**Görev A:** Aşağıdaki verilen metne göre, sıra Suriye'ye geldiğinde hangi ülkeler NATO'ya meydan okumaya başladı ve metin bunun gerekçesini nasıl açıklıyor?

━━━ Verilen Metin

23 Haziran 2012 Cumartesi

BU SON SANSINDIR EY MILLET


BU SON ŞANSINDIR EY MİLLET


Dün öğle vakti bir uçağımızın kaybolduğu ve muhtemelen Suriye’de düştüğü haberi medyayı da halkı da bir anda geriverdi. Önce iki taraf arasında uçağı birlikte aramak için ekip kurulduğuna dair haberler de ortaya düştü.
Aylardır Amerikan başkanı Obama ve ekibi ile işbirlikçileri olan batılı ülkeler, Libya’ya yaptıkları baskıyı aynen Suriye konusunda da sürdürmektedirler.
03 Kasım 2002 seçimleriyle başa gelen AKP hükümeti o zamanlar Saddam Hüseyin ile can ciğer kuzu sarması oldu, petrol, ticaret, sınır güvenliği, teröre karşı işbirliği antlaşmalarını imzaladı ama birkaç ay içinde ANTO orduları bizim üzerimizden Saddam ve Irak halkını bombalarıyla yer ile yeksan ederken AKP kurmayları aslanlar gibi bıyık altından bir tebessümle olayı seyrettiler. (1. Mart  2003 Teskeresine katkıları olanlar hariç.)

Bunu Kızıldeniz’e Somali’li korsanlar bahanesiyle donanma gönderme, Mısır, Tunus, Libya Fas Arap Baharı (Bence Arap İntiharıdır.) takip etti. Bu baharın en zalim hali ise hiç hesapta olmayan Libya’nın işgalinde Türkiye’nin AKP hükümetinin sergilediği acizlik tiyatrosudur. Kıbrıs çıkarmamız sırasında Libya ordusunun ve devletinin bütün olanaklarını bizlere sunan Kaddafi’ye açıkça ihanet edildi. Kaddafi rezilce bir şekilde onca yaşına rağmen mabadına demir sokularak, işkence edilerek aşağılanarak öldürüldü bizler de seyrettik.
NATO’nun bu zalimane davranışlarının, işgallerinin ardında kendisine rakip olarak gördüğü Rusya, Çin, İran üçgenini etkisizleştirmek olduğundan başta bu ülkeler sıranın Suriye’ye geldiğinde kafalarını dikip NATO eşkıyalarına meydan okumaya başladılar.

Müslüman dünyasında da NATO’nun işgalleri, eski ABD başkanı yavru Bush (Buş) tarafından 11 Eylül 2001 “İkiz Kule Düzmecesinin” ardından başlattığı “Haçlı Seferi/ CRUSADE”  ilanı da hatırlanınca AB-D karşıtlığı birden hızlandı.

━━━━━━
━━━ Sağlanan Bilgiler

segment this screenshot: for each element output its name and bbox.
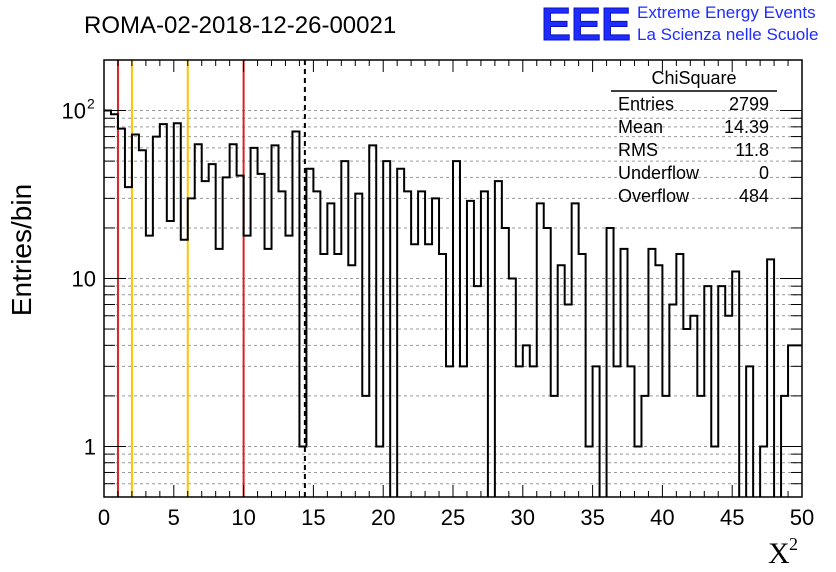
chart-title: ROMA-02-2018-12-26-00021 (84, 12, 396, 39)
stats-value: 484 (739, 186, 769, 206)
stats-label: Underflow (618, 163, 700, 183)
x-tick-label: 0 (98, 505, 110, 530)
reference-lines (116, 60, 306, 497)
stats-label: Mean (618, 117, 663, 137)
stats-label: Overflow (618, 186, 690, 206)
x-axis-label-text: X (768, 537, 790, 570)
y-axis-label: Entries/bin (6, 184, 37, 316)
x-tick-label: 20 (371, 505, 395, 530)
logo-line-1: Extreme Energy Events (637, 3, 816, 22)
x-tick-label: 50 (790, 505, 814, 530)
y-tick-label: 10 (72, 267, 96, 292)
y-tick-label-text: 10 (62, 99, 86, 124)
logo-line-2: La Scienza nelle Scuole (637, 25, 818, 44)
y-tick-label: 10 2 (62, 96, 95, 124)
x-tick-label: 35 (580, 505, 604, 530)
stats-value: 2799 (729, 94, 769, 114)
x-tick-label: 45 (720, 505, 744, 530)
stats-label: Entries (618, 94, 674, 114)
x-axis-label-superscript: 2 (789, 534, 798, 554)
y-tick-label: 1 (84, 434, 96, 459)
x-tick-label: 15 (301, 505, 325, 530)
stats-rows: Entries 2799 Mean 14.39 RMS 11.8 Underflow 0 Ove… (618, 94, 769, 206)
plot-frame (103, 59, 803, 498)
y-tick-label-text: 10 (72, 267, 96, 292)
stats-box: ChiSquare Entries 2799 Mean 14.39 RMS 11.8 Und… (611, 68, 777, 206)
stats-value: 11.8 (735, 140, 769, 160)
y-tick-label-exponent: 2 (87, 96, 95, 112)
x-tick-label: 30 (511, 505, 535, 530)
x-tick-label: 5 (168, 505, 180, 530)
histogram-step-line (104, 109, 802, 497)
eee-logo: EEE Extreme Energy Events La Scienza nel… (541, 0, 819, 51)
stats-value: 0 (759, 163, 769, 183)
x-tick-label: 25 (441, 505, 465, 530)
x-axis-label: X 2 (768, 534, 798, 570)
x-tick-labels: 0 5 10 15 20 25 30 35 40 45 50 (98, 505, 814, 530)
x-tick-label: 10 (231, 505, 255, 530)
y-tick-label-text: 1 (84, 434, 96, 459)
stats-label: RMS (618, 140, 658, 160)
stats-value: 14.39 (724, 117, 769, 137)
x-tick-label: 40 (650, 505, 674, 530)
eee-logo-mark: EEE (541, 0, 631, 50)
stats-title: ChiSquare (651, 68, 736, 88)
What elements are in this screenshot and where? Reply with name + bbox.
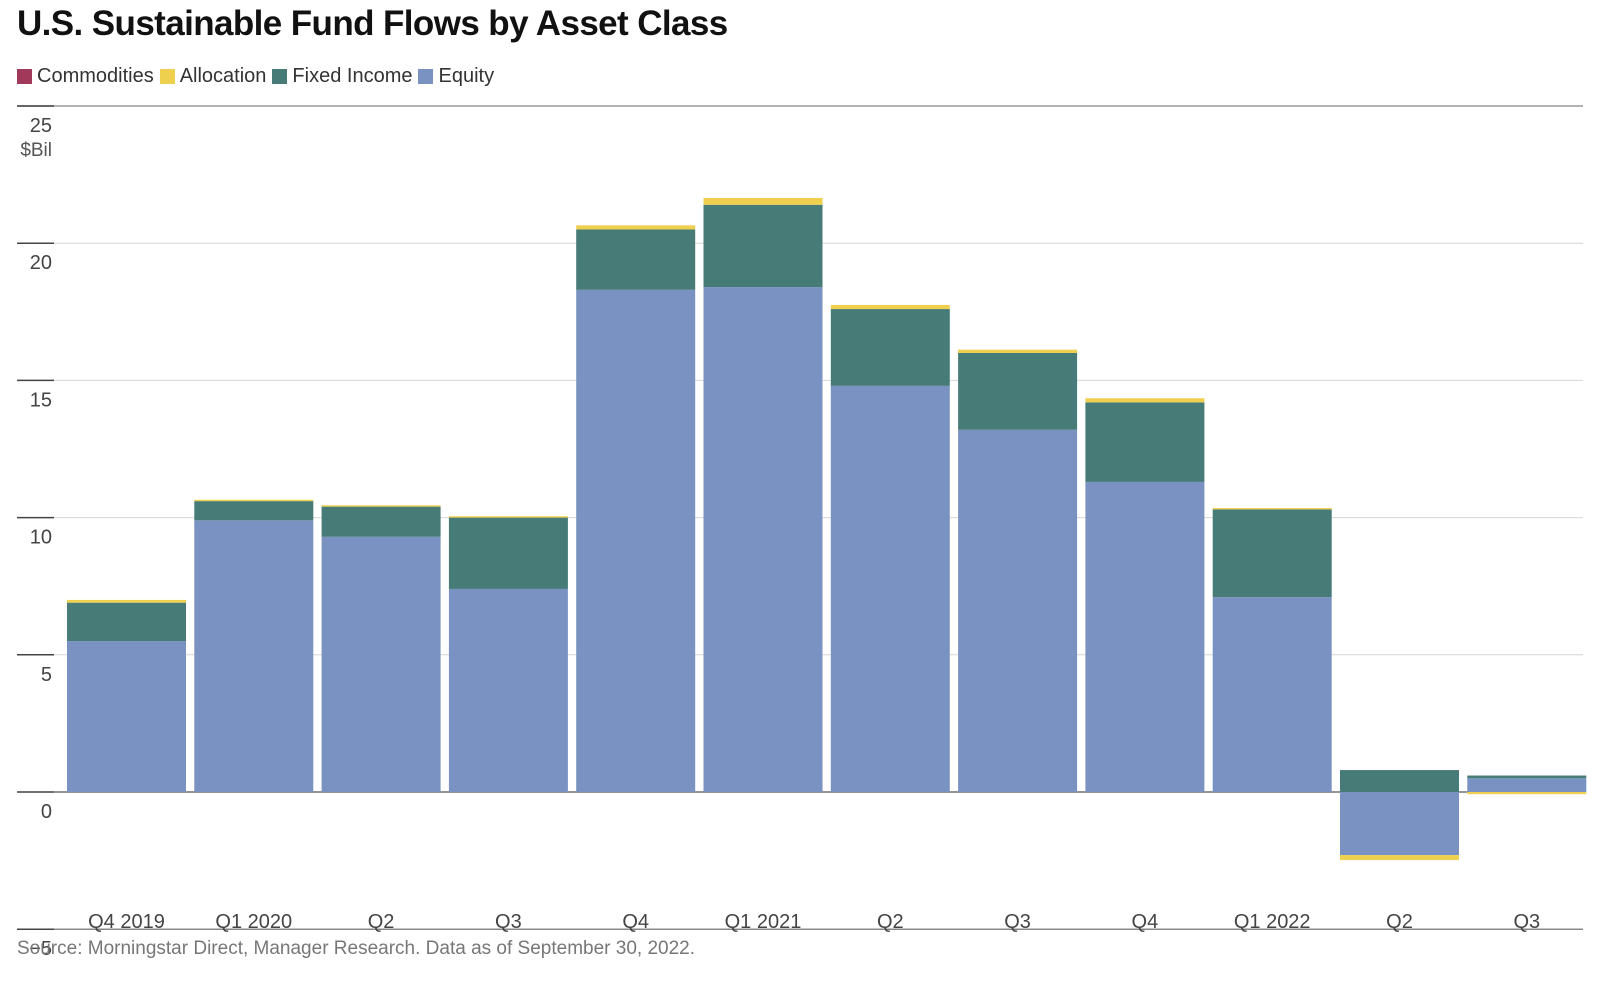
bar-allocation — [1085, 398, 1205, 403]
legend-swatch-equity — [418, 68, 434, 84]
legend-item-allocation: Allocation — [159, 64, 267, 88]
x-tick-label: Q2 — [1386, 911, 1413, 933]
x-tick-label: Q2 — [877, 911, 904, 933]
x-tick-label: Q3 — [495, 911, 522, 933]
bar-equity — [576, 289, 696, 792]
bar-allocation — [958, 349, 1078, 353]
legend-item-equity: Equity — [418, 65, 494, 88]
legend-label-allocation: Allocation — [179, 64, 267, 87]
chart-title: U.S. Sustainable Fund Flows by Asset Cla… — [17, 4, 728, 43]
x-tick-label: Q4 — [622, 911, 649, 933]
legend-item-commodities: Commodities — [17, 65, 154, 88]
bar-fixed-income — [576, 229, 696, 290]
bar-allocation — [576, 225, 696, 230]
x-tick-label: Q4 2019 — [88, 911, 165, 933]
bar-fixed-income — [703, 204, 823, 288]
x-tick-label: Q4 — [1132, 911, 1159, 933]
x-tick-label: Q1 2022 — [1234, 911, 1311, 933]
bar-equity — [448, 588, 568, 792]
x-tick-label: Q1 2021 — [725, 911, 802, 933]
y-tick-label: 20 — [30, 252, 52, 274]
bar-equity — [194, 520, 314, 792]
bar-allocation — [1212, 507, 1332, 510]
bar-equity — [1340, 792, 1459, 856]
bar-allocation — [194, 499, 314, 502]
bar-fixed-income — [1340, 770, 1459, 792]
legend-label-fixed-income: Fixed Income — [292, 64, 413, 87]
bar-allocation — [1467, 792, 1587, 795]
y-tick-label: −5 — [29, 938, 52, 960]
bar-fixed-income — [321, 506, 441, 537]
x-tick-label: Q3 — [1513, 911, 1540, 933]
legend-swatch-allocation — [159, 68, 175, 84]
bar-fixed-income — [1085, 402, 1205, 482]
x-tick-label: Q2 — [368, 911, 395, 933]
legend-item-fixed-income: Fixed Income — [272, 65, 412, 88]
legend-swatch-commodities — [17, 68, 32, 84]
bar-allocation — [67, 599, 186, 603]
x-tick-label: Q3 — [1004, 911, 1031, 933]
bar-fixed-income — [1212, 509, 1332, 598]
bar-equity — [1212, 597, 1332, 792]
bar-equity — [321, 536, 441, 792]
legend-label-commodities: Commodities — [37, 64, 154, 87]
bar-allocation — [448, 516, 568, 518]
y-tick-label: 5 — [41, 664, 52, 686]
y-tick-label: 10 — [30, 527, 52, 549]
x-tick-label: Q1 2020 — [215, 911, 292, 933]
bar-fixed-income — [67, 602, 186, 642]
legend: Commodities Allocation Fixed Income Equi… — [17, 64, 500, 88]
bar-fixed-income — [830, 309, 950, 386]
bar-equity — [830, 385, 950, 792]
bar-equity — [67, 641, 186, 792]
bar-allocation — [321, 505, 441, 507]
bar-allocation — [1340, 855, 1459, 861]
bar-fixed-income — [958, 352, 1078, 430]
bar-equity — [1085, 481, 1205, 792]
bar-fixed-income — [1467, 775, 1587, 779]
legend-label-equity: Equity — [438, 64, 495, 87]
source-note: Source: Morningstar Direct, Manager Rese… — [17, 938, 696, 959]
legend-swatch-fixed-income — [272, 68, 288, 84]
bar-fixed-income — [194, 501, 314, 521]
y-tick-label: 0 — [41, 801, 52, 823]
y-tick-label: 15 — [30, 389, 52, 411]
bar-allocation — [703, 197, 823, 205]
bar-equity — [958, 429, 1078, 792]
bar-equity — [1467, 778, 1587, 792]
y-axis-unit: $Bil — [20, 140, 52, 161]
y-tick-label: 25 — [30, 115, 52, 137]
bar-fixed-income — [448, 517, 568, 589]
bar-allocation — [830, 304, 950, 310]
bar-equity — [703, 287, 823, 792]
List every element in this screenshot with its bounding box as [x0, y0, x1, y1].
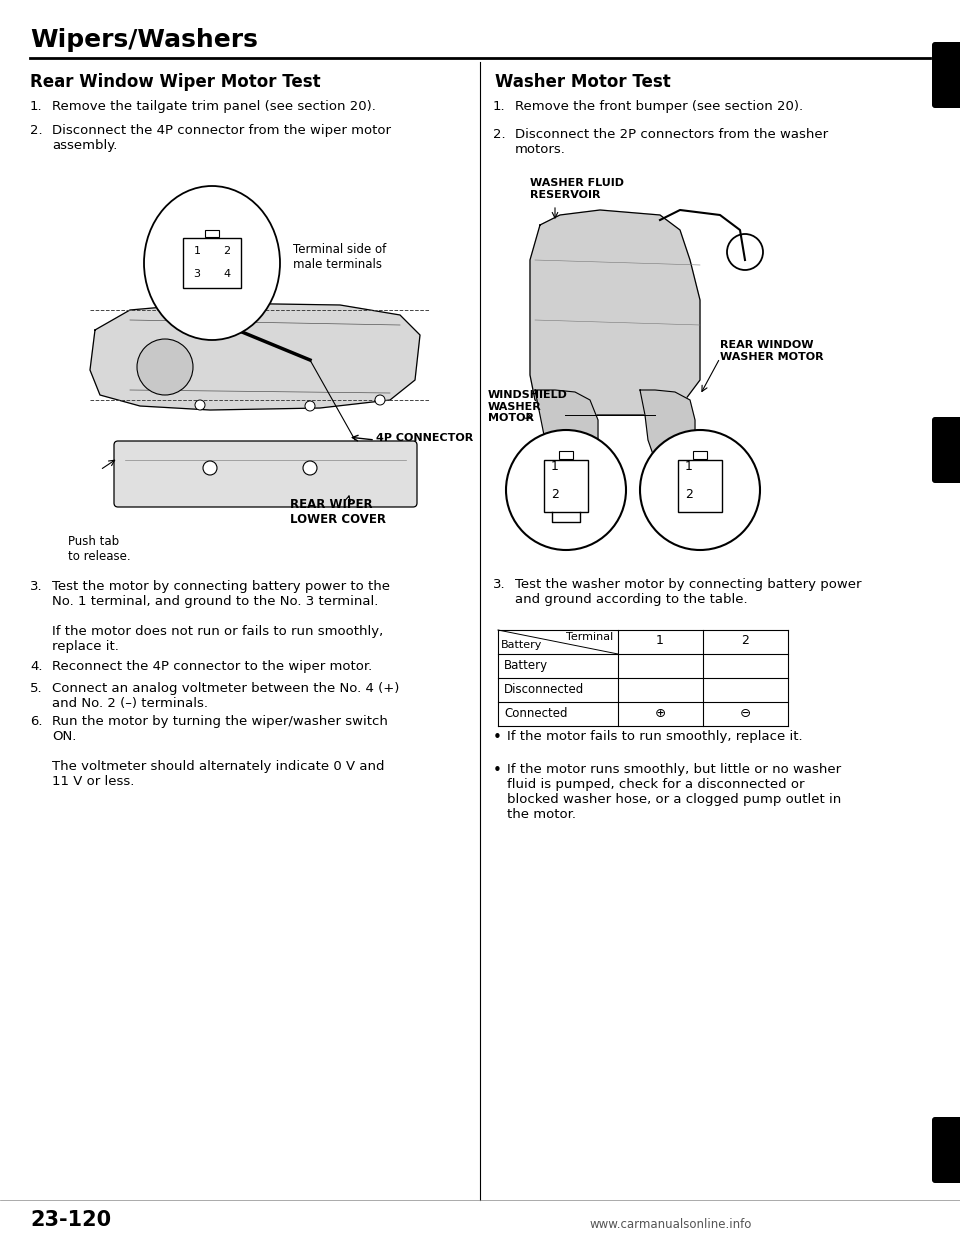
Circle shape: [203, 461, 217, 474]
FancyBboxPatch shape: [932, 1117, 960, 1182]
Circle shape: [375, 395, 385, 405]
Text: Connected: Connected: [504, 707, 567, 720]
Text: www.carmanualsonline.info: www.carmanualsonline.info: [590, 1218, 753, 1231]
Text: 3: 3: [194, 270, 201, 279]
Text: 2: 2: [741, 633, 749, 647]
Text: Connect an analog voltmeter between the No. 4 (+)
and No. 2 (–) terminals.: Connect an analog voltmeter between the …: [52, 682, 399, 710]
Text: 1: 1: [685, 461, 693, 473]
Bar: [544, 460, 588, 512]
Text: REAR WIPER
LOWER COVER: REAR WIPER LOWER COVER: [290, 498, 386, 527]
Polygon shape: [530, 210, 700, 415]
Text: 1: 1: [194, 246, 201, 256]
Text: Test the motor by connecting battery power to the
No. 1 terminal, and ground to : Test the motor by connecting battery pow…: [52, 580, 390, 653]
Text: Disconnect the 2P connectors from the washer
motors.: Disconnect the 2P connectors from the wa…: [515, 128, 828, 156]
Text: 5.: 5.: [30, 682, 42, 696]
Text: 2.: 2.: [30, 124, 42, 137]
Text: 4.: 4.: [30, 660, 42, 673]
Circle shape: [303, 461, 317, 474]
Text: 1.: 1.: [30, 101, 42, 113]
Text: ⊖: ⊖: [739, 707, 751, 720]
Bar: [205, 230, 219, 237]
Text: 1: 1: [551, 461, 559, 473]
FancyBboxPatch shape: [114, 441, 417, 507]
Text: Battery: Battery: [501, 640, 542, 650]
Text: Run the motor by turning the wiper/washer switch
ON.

━━━━━━

**Görev B:** Öğe ve bölge verilerinde "Circle shape: [203, 461, 217, 474]" içeren satırdan başlayıp "Text: 1: 1: [194, 246, 201, 256]" içeren satıra kadar uzanan satırları, iki uç da dahil ve boş satırlar hariç olmak üzere, No ve Satır sütunlarından oluşan bir Markdown tablosu olarak ifade edin.

**Doğru Sonuç A:** Rusya, Çin ve İran başta olmak üzere bu ülkeler NATO'ya meydan okumaya başladı. Metne göre bunun nedeni, NATO'nun davranışlarının ve işgallerinin ardında, kendisine rakip olarak gördüğü Rusya-Çin-İran üçgenini etkisizleştirme amacının bulunmasıdır.

**Doğru Sonuç B:**
| No | Satır |
|---|---|
| 1 | Circle shape: [203, 461, 217, 474] |
| 2 | FancyBboxPatch shape: [932, 1117, 960, 1182] |
| 3 | Circle shape: [375, 395, 385, 405] |
| 4 | Text: Connected: Connected: [504, 707, 567, 720] |
| 5 | Text: www.carmanualsonline.info: www.carmanualsonline.info: [590, 1218, 753, 1231] |
| 6 | Text: 3: 3: [194, 270, 201, 279] |
| 7 | Text: 2: 2: [741, 633, 749, 647] |
| 8 | Text: Connect an analog voltmeter between the No. 4 (+) |
| 9 | and No. 2 (–) terminals.: Connect an analog voltmeter between the …: [52, 682, 399, 710] |
| 10 | Text: 1: 1: [685, 461, 693, 473] |
| 11 | Bar: [544, 460, 588, 512] |
| 12 | Text: REAR WIPER |
| 13 | LOWER COVER: REAR WIPER LOWER COVER: [290, 498, 386, 527] |
| 14 | Polygon shape: [530, 210, 700, 415] |
| 15 | Text: 1: 1: [194, 246, 201, 256] |